• **Stated problem**
Convert the data into a JSON list of strings with one string per line, leaving out blank lines. Begin at the first line of the data and stop after the line that contains "col-domicile: Domicile — [160, 123, 202, 134]".

··· Data shown ···

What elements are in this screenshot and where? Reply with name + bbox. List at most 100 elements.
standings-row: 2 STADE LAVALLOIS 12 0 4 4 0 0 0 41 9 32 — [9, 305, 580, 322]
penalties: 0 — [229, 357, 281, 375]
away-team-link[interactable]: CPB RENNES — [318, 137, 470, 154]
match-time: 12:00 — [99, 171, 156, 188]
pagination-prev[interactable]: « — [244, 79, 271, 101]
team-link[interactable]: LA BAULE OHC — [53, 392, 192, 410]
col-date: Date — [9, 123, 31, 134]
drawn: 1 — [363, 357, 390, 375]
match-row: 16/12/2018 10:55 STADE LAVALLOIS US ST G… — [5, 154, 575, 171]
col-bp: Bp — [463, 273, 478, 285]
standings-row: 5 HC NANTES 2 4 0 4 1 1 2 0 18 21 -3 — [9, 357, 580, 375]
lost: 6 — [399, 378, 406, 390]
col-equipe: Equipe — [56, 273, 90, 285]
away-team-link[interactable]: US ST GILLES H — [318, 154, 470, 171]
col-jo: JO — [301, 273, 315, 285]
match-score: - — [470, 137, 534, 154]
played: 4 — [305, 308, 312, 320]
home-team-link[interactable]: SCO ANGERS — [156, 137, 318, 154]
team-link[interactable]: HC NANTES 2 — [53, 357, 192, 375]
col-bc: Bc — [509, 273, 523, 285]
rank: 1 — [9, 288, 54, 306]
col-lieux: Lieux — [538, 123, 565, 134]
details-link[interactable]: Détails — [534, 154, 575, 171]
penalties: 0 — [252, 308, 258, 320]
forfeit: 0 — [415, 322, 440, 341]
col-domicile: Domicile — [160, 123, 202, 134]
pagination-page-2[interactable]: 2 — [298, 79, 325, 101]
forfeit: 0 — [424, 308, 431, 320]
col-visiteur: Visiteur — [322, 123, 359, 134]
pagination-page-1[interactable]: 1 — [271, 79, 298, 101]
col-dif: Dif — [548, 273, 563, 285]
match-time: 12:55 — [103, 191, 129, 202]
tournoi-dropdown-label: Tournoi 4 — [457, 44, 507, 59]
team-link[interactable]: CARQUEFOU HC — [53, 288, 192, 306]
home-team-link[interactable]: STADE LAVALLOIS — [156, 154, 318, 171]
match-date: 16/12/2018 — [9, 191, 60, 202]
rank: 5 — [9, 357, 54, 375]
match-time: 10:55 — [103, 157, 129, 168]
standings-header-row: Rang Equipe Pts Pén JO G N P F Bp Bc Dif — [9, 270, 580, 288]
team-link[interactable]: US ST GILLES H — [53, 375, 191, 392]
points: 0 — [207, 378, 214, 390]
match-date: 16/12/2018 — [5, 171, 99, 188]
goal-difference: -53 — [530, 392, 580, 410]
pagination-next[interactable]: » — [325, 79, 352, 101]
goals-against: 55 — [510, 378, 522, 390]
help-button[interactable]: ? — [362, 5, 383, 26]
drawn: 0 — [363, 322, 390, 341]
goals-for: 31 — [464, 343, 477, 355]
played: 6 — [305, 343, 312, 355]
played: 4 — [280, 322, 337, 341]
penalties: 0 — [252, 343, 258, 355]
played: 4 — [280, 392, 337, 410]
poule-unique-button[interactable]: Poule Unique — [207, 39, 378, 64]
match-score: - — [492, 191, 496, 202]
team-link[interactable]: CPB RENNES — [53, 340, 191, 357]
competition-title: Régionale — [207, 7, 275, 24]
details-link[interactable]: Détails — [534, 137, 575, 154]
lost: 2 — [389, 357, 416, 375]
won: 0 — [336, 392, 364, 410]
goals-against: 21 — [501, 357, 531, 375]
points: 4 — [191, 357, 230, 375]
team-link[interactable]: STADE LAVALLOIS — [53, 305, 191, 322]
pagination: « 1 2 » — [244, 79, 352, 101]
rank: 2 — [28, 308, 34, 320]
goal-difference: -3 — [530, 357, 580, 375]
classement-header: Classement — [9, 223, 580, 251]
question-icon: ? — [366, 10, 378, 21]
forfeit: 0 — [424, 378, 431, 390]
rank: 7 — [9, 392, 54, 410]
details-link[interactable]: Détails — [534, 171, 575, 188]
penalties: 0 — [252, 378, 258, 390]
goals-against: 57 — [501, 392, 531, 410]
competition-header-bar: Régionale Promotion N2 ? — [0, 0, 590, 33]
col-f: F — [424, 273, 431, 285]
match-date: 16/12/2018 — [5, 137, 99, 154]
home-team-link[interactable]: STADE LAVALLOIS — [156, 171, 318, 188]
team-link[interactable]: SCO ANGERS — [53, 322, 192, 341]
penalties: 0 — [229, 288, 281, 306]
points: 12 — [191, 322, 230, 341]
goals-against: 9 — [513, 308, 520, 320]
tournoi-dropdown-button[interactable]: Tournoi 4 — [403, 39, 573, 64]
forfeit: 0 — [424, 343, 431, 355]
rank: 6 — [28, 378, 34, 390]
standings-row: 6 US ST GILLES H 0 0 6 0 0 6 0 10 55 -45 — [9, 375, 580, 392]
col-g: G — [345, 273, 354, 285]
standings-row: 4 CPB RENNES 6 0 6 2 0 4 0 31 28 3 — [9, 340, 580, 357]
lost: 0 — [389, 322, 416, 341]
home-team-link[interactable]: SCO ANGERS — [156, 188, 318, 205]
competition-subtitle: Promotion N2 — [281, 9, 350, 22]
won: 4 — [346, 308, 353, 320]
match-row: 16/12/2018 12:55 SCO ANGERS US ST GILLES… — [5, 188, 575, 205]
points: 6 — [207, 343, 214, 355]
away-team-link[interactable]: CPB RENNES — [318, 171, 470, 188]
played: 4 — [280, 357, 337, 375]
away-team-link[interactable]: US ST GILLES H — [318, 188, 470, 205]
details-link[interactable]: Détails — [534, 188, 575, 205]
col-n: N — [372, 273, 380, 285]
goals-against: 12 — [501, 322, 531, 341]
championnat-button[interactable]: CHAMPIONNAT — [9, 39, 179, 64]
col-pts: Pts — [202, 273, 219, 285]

···

• **Right answer**
[
  "What elements are in this screenshot and where? Reply with name + bbox. List at most 100 elements.",
  "standings-row: 2 STADE LAVALLOIS 12 0 4 4 0 0 0 41 9 32 — [9, 305, 580, 322]",
  "penalties: 0 — [229, 357, 281, 375]",
  "away-team-link[interactable]: CPB RENNES — [318, 137, 470, 154]",
  "match-time: 12:00 — [99, 171, 156, 188]",
  "pagination-prev[interactable]: « — [244, 79, 271, 101]",
  "team-link[interactable]: LA BAULE OHC — [53, 392, 192, 410]",
  "col-date: Date — [9, 123, 31, 134]",
  "drawn: 1 — [363, 357, 390, 375]",
  "match-row: 16/12/2018 10:55 STADE LAVALLOIS US ST G… — [5, 154, 575, 171]",
  "col-bp: Bp — [463, 273, 478, 285]",
  "standings-row: 5 HC NANTES 2 4 0 4 1 1 2 0 18 21 -3 — [9, 357, 580, 375]",
  "lost: 6 — [399, 378, 406, 390]",
  "col-equipe: Equipe — [56, 273, 90, 285]",
  "away-team-link[interactable]: US ST GILLES H — [318, 154, 470, 171]",
  "col-jo: JO — [301, 273, 315, 285]",
  "match-score: - — [470, 137, 534, 154]",
  "played: 4 — [305, 308, 312, 320]",
  "home-team-link[interactable]: SCO ANGERS — [156, 137, 318, 154]",
  "team-link[interactable]: HC NANTES 2 — [53, 357, 192, 375]",
  "col-bc: Bc — [509, 273, 523, 285]",
  "rank: 1 — [9, 288, 54, 306]",
  "col-lieux: Lieux — [538, 123, 565, 134]",
  "details-link[interactable]: Détails — [534, 154, 575, 171]",
  "penalties: 0 — [252, 308, 258, 320]",
  "forfeit: 0 — [415, 322, 440, 341]",
  "col-domicile: Domicile — [160, 123, 202, 134]"
]